* begin Supplied data *
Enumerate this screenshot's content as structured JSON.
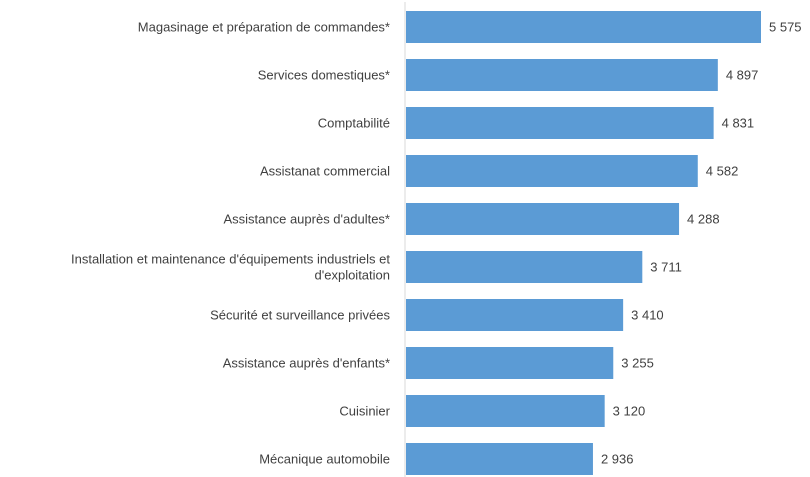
{
  "chart_data": {
    "type": "bar",
    "orientation": "horizontal",
    "categories": [
      [
        "Magasinage et préparation de commandes*"
      ],
      [
        "Services domestiques*"
      ],
      [
        "Comptabilité"
      ],
      [
        "Assistanat commercial"
      ],
      [
        "Assistance auprès d'adultes*"
      ],
      [
        "Installation et maintenance d'équipements industriels et",
        "d'exploitation"
      ],
      [
        "Sécurité et surveillance privées"
      ],
      [
        "Assistance auprès d'enfants*"
      ],
      [
        "Cuisinier"
      ],
      [
        "Mécanique automobile"
      ]
    ],
    "values": [
      5575,
      4897,
      4831,
      4582,
      4288,
      3711,
      3410,
      3255,
      3120,
      2936
    ],
    "value_labels": [
      "5 575",
      "4 897",
      "4 831",
      "4 582",
      "4 288",
      "3 711",
      "3 410",
      "3 255",
      "3 120",
      "2 936"
    ],
    "title": "",
    "xlabel": "",
    "ylabel": "",
    "xlim": [
      0,
      5575
    ],
    "grid": false,
    "legend": "none",
    "bar_color": "#5B9BD5",
    "axis_color": "#D9D9D9"
  }
}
* end Supplied data *
* _Exercise prompt_
Can you repeat every record above exactly, apart from the pictures?

* _Solution to the exercise_
Enumerate this screenshot's content as structured JSON.
{
  "chart_data": {
    "type": "bar",
    "orientation": "horizontal",
    "categories": [
      [
        "Magasinage et préparation de commandes*"
      ],
      [
        "Services domestiques*"
      ],
      [
        "Comptabilité"
      ],
      [
        "Assistanat commercial"
      ],
      [
        "Assistance auprès d'adultes*"
      ],
      [
        "Installation et maintenance d'équipements industriels et",
        "d'exploitation"
      ],
      [
        "Sécurité et surveillance privées"
      ],
      [
        "Assistance auprès d'enfants*"
      ],
      [
        "Cuisinier"
      ],
      [
        "Mécanique automobile"
      ]
    ],
    "values": [
      5575,
      4897,
      4831,
      4582,
      4288,
      3711,
      3410,
      3255,
      3120,
      2936
    ],
    "value_labels": [
      "5 575",
      "4 897",
      "4 831",
      "4 582",
      "4 288",
      "3 711",
      "3 410",
      "3 255",
      "3 120",
      "2 936"
    ],
    "title": "",
    "xlabel": "",
    "ylabel": "",
    "xlim": [
      0,
      5575
    ],
    "grid": false,
    "legend": "none",
    "bar_color": "#5B9BD5",
    "axis_color": "#D9D9D9"
  }
}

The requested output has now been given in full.